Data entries
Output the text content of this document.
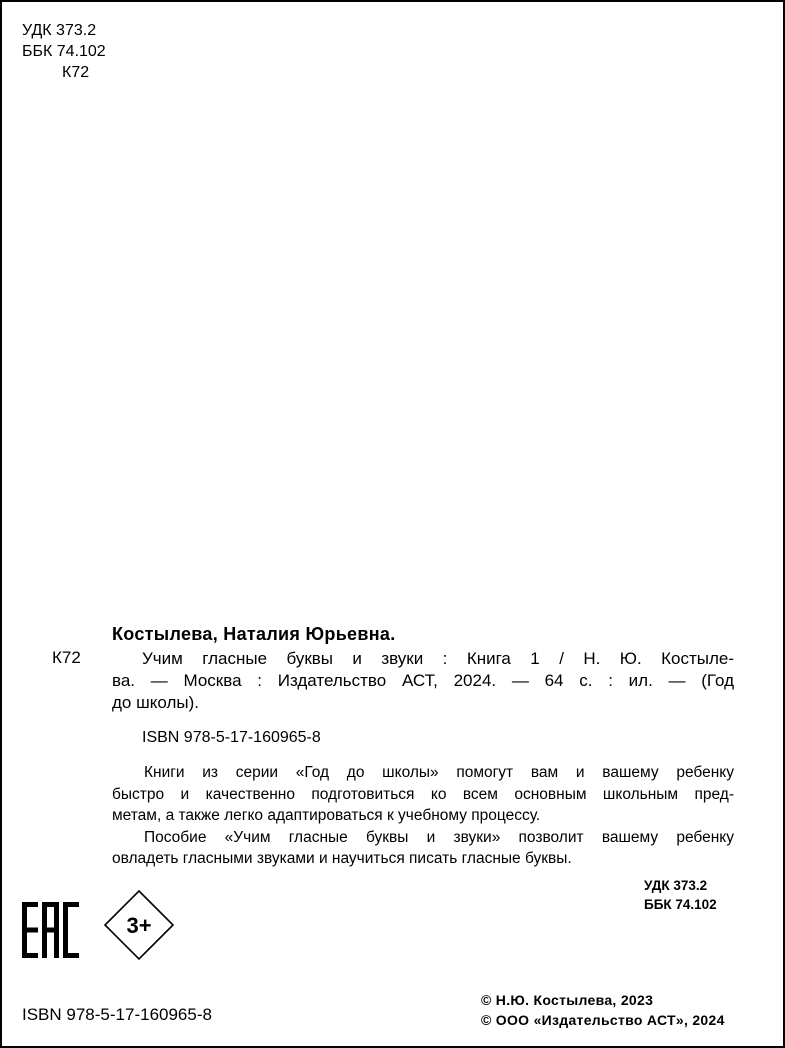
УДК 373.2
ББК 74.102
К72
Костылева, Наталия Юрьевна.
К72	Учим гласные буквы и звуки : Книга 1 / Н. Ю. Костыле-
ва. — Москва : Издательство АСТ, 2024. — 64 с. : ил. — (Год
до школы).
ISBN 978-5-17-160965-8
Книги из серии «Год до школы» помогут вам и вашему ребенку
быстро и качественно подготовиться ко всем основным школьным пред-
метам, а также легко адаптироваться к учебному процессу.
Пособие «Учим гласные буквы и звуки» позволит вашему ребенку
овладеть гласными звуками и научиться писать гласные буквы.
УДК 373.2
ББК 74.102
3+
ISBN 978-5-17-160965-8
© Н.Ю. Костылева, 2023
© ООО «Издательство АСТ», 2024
==
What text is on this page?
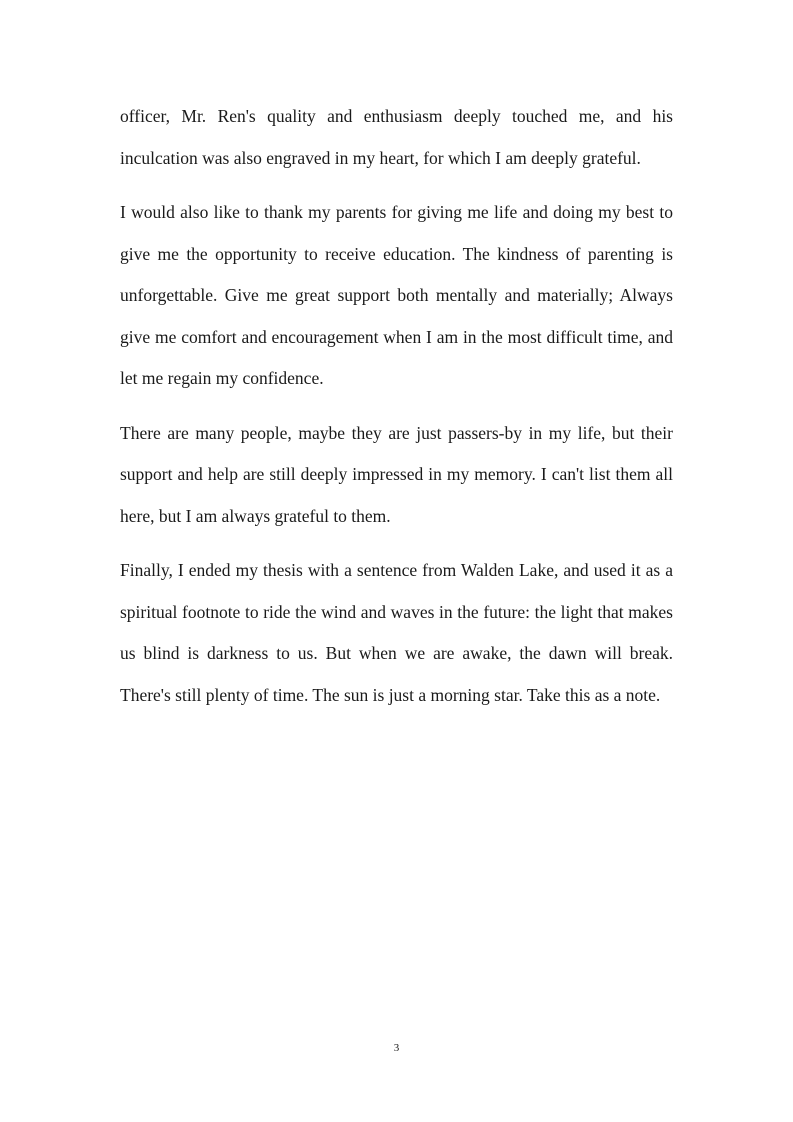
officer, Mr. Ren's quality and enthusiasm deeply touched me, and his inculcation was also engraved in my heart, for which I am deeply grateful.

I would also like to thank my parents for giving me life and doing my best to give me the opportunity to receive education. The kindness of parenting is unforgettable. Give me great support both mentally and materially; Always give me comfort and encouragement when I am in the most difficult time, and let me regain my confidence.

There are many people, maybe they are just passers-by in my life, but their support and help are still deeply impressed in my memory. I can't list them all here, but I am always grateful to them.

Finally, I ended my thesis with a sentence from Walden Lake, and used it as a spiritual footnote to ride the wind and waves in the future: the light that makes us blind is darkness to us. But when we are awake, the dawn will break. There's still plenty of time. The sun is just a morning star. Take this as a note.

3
==
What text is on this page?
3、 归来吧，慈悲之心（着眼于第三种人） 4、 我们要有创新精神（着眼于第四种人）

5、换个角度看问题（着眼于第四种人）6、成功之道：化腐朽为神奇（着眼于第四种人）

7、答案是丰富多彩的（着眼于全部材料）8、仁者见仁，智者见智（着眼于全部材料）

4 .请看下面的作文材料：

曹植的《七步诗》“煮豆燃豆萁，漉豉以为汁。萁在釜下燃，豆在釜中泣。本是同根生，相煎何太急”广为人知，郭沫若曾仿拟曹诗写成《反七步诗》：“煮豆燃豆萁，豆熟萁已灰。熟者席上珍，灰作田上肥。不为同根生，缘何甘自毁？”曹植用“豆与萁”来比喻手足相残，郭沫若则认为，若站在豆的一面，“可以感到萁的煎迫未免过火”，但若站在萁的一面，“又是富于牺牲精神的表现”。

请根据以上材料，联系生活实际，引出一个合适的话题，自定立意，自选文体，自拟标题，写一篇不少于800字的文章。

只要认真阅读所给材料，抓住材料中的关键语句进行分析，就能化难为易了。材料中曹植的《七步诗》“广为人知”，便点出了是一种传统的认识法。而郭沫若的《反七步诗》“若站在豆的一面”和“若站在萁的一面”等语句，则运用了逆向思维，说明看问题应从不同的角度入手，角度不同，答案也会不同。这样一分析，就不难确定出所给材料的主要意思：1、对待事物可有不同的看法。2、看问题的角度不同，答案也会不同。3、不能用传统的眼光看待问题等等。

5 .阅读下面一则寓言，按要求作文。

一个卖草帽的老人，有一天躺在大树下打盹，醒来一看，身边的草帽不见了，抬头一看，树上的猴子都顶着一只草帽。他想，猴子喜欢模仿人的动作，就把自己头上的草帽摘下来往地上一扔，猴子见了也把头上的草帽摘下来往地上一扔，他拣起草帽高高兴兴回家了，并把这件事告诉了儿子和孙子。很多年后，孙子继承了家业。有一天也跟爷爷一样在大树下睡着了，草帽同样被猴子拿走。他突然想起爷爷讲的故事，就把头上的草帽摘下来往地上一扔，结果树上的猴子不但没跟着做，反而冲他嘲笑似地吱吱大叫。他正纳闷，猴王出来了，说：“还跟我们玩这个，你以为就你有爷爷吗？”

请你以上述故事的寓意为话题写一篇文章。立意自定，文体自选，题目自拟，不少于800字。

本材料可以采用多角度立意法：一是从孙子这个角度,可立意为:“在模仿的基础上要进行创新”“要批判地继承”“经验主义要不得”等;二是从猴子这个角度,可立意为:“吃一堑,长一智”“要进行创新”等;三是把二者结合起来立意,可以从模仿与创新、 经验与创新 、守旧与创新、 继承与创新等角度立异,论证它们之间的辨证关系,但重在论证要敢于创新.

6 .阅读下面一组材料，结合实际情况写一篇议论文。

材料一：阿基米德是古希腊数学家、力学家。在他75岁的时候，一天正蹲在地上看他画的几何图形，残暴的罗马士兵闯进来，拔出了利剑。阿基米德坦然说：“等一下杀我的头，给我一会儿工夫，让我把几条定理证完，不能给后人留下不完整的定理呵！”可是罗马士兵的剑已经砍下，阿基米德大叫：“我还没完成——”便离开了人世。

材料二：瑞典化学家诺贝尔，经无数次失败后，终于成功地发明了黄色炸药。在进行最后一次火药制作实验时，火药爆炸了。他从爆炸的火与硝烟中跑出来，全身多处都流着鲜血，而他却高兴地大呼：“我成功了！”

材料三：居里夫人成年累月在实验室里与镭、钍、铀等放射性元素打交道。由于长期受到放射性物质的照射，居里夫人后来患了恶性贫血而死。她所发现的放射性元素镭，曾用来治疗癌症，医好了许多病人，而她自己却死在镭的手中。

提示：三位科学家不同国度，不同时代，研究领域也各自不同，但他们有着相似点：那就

→ **Aim**: Determine how many of the lines above hold the word "вашему", and output that number by itself.

→ **Solved problem**: 2